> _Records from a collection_
* START *

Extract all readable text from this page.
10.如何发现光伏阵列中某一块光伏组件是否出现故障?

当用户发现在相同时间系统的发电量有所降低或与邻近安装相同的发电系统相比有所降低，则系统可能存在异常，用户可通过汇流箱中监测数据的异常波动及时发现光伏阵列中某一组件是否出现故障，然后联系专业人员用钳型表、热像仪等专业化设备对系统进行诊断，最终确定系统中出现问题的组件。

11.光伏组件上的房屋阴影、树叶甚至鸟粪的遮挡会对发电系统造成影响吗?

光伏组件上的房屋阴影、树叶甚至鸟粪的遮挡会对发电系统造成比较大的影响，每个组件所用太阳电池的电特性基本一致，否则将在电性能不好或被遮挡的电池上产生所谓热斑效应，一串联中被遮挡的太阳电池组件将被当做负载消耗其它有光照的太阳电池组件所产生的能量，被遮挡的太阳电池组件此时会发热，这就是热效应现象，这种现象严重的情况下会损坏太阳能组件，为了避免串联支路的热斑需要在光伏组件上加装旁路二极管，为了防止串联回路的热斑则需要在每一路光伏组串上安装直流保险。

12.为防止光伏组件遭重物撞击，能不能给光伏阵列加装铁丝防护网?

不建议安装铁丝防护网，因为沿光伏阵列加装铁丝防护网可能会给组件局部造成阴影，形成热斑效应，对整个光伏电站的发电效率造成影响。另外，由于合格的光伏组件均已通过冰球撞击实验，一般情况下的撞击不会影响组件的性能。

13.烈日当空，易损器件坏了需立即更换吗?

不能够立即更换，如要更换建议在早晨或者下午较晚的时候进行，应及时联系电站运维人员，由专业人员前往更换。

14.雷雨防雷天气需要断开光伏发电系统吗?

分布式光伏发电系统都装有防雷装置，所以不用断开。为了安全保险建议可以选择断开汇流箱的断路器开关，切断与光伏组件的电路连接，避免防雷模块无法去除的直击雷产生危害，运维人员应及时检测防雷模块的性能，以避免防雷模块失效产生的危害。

* END *

> _REQUIRED WORK_
Return the material in full, exactly as shown.

> _CORRECT RESULT_
Extract all readable text from this page.
10.如何发现光伏阵列中某一块光伏组件是否出现故障?

当用户发现在相同时间系统的发电量有所降低或与邻近安装相同的发电系统相比有所降低，则系统可能存在异常，用户可通过汇流箱中监测数据的异常波动及时发现光伏阵列中某一组件是否出现故障，然后联系专业人员用钳型表、热像仪等专业化设备对系统进行诊断，最终确定系统中出现问题的组件。

11.光伏组件上的房屋阴影、树叶甚至鸟粪的遮挡会对发电系统造成影响吗?

光伏组件上的房屋阴影、树叶甚至鸟粪的遮挡会对发电系统造成比较大的影响，每个组件所用太阳电池的电特性基本一致，否则将在电性能不好或被遮挡的电池上产生所谓热斑效应，一串联中被遮挡的太阳电池组件将被当做负载消耗其它有光照的太阳电池组件所产生的能量，被遮挡的太阳电池组件此时会发热，这就是热效应现象，这种现象严重的情况下会损坏太阳能组件，为了避免串联支路的热斑需要在光伏组件上加装旁路二极管，为了防止串联回路的热斑则需要在每一路光伏组串上安装直流保险。

12.为防止光伏组件遭重物撞击，能不能给光伏阵列加装铁丝防护网?

不建议安装铁丝防护网，因为沿光伏阵列加装铁丝防护网可能会给组件局部造成阴影，形成热斑效应，对整个光伏电站的发电效率造成影响。另外，由于合格的光伏组件均已通过冰球撞击实验，一般情况下的撞击不会影响组件的性能。

13.烈日当空，易损器件坏了需立即更换吗?

不能够立即更换，如要更换建议在早晨或者下午较晚的时候进行，应及时联系电站运维人员，由专业人员前往更换。

14.雷雨防雷天气需要断开光伏发电系统吗?

分布式光伏发电系统都装有防雷装置，所以不用断开。为了安全保险建议可以选择断开汇流箱的断路器开关，切断与光伏组件的电路连接，避免防雷模块无法去除的直击雷产生危害，运维人员应及时检测防雷模块的性能，以避免防雷模块失效产生的危害。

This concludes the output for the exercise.